EXERCISE PROMPT:
Without the pictures, print each of the records below exactly as it appears.

■ ■ ■ ■

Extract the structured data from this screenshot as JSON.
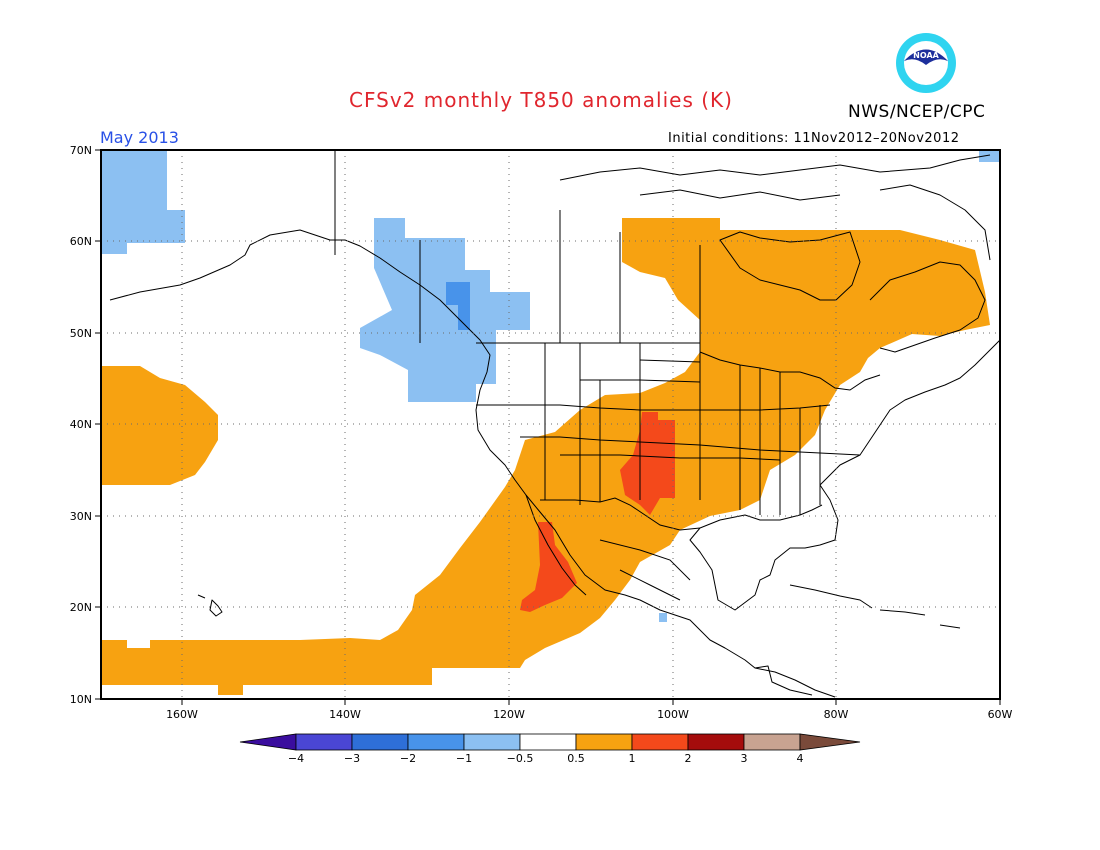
{
  "title": "CFSv2 monthly T850 anomalies (K)",
  "agency": "NWS/NCEP/CPC",
  "logo_text": "NOAA",
  "month": "May 2013",
  "initial_conditions": "Initial conditions: 11Nov2012–20Nov2012",
  "lat_labels": [
    "70N",
    "60N",
    "50N",
    "40N",
    "30N",
    "20N",
    "10N"
  ],
  "lon_labels": [
    "160W",
    "140W",
    "120W",
    "100W",
    "80W",
    "60W"
  ],
  "colorbar": {
    "colors": [
      "#3a0d9e",
      "#4a46d4",
      "#2e6fd8",
      "#4893ea",
      "#8cc0f2",
      "#ffffff",
      "#f7a211",
      "#f4491b",
      "#a50c0c",
      "#c8a391",
      "#7a4a3a"
    ],
    "labels": [
      "−4",
      "−3",
      "−2",
      "−1",
      "−0.5",
      "0.5",
      "1",
      "2",
      "3",
      "4"
    ]
  }
}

■ ■ ■ ■

SOLVED EXERCISE:
Extract the structured data from this screenshot as JSON.
{
  "title": "CFSv2 monthly T850 anomalies (K)",
  "agency": "NWS/NCEP/CPC",
  "logo_text": "NOAA",
  "month": "May 2013",
  "initial_conditions": "Initial conditions: 11Nov2012–20Nov2012",
  "lat_labels": [
    "70N",
    "60N",
    "50N",
    "40N",
    "30N",
    "20N",
    "10N"
  ],
  "lon_labels": [
    "160W",
    "140W",
    "120W",
    "100W",
    "80W",
    "60W"
  ],
  "colorbar": {
    "colors": [
      "#3a0d9e",
      "#4a46d4",
      "#2e6fd8",
      "#4893ea",
      "#8cc0f2",
      "#ffffff",
      "#f7a211",
      "#f4491b",
      "#a50c0c",
      "#c8a391",
      "#7a4a3a"
    ],
    "labels": [
      "−4",
      "−3",
      "−2",
      "−1",
      "−0.5",
      "0.5",
      "1",
      "2",
      "3",
      "4"
    ]
  }
}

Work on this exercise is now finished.